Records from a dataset
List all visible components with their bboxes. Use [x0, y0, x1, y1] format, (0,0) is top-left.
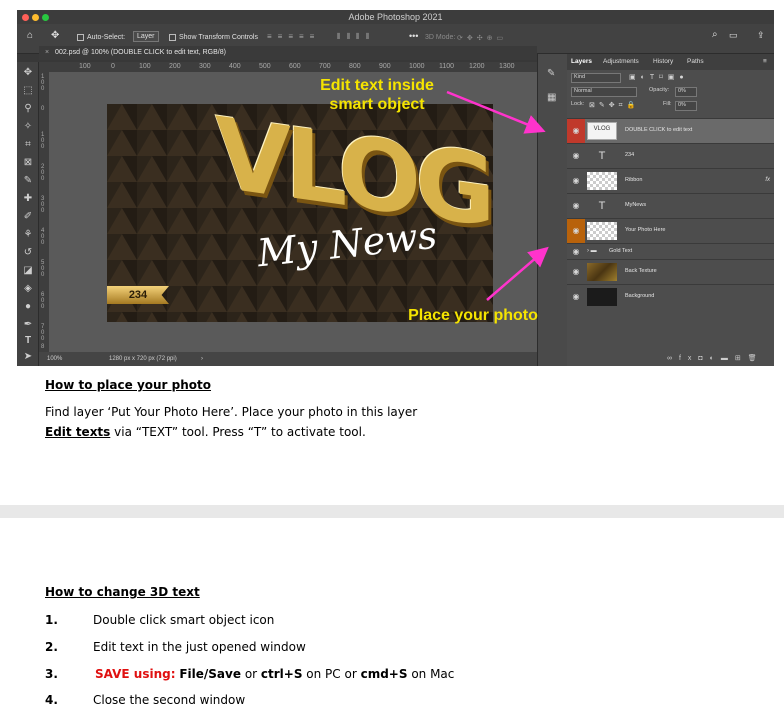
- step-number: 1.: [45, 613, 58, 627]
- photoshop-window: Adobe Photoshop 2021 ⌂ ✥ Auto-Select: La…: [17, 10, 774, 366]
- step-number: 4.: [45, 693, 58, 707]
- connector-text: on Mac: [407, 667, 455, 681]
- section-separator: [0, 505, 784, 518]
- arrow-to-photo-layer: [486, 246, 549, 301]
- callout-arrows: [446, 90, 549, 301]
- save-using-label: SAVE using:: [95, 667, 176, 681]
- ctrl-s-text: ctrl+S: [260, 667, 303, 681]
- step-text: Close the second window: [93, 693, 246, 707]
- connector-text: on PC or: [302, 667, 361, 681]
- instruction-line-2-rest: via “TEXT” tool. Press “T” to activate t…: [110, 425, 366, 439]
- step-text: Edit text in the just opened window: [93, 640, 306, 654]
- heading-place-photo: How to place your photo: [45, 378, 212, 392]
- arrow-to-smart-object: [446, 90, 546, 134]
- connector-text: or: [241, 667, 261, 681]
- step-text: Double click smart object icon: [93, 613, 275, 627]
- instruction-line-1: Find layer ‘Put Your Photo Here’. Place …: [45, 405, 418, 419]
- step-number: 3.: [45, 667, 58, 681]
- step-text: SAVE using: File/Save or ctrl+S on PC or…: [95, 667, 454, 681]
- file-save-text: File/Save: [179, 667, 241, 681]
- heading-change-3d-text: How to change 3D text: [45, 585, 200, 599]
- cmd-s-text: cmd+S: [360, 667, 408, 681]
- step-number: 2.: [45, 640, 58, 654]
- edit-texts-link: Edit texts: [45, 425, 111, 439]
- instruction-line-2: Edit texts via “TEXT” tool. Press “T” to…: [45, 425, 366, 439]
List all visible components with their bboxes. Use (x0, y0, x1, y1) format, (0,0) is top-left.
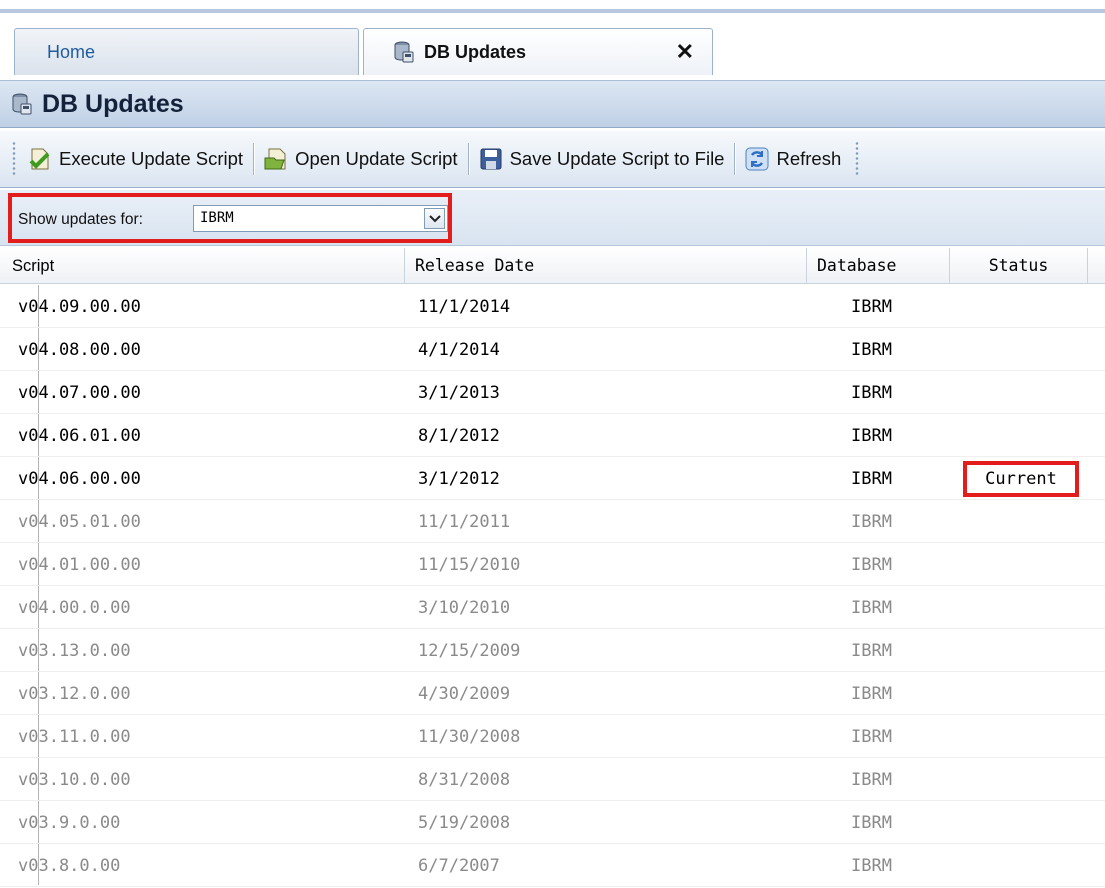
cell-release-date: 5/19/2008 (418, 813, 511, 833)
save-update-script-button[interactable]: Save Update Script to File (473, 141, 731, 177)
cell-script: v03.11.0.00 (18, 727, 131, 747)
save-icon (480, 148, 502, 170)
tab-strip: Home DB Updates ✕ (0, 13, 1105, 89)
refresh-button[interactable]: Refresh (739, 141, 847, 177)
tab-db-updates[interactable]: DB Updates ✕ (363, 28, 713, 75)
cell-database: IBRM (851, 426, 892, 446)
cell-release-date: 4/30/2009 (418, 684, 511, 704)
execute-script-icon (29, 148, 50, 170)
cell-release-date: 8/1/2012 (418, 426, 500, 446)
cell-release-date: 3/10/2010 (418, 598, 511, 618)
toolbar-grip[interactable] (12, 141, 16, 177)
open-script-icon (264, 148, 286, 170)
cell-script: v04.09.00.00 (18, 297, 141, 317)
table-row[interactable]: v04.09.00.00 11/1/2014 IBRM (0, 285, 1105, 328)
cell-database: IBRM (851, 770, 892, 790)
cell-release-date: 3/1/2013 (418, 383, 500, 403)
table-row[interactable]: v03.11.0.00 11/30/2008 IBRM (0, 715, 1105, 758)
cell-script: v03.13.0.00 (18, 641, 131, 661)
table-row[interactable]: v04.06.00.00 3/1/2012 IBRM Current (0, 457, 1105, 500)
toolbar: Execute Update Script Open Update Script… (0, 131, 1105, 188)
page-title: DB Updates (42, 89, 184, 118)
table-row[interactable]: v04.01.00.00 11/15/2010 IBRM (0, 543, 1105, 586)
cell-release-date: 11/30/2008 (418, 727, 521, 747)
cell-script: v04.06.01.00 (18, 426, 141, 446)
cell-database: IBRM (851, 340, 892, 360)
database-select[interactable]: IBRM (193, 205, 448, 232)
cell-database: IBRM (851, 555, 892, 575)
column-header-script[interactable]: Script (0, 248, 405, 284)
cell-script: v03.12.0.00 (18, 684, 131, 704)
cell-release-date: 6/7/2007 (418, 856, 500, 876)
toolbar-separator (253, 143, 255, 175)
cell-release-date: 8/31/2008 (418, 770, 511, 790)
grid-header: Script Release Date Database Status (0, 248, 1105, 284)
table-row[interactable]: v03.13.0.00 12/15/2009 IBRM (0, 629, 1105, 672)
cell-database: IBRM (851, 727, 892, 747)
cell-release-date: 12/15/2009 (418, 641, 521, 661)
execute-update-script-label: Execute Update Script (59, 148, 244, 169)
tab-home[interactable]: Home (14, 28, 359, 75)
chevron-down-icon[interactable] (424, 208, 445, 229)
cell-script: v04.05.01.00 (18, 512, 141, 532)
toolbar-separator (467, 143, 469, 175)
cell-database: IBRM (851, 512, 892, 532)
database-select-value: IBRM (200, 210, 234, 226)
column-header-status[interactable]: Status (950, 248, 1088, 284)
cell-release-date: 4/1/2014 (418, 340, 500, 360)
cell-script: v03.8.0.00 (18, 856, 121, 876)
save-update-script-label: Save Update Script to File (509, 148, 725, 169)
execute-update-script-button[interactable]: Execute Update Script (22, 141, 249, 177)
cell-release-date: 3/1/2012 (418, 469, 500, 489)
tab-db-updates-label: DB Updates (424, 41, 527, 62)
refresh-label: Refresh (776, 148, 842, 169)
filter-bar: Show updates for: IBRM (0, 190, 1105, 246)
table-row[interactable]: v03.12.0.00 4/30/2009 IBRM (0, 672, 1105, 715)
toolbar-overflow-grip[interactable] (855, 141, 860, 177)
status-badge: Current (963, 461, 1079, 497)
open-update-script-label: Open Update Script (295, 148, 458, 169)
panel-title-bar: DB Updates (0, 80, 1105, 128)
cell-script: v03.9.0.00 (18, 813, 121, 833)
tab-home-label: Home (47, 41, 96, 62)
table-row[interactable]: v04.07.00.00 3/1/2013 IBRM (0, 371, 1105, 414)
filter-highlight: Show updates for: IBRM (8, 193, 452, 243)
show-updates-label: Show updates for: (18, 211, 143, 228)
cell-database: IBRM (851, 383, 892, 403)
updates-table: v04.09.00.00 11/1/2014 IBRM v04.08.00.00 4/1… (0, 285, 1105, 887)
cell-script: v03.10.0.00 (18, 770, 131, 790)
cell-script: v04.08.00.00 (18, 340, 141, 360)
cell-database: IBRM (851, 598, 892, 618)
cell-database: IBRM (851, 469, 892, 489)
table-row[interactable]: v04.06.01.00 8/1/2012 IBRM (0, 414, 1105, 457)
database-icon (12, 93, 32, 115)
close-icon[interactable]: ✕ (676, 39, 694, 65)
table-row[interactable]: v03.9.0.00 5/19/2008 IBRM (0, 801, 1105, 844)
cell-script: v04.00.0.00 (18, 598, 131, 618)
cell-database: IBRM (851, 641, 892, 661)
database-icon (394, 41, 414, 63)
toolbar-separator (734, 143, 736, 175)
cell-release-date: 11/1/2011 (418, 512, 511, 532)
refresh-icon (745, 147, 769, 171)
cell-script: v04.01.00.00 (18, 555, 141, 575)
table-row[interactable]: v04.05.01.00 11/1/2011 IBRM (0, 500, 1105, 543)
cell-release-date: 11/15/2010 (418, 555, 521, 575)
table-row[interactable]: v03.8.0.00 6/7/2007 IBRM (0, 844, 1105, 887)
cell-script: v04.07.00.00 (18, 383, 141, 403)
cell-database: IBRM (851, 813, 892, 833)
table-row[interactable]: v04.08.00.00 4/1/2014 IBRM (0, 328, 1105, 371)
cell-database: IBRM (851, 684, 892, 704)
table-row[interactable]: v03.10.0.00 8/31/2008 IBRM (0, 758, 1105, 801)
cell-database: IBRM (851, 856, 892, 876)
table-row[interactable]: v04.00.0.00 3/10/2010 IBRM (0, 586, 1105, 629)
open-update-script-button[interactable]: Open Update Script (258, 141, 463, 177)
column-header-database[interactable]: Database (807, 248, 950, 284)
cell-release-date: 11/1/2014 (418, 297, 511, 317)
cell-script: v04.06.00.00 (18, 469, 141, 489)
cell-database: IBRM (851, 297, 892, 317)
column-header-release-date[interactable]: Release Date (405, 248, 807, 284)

> Requirements
Print the lines of the records exactly, starting at the line that contains "cell-release-date: 5/19/2008 (418, 813, 511, 833)" and ending at the line that contains "cell-database: IBRM (851, 426, 892, 446)".

> Solution
cell-release-date: 5/19/2008 (418, 813, 511, 833)
save-update-script-button[interactable]: Save Update Script to File (473, 141, 731, 177)
cell-script: v03.11.0.00 (18, 727, 131, 747)
save-icon (480, 148, 502, 170)
tab-strip: Home DB Updates ✕ (0, 13, 1105, 89)
refresh-button[interactable]: Refresh (739, 141, 847, 177)
tab-db-updates[interactable]: DB Updates ✕ (363, 28, 713, 75)
cell-database: IBRM (851, 426, 892, 446)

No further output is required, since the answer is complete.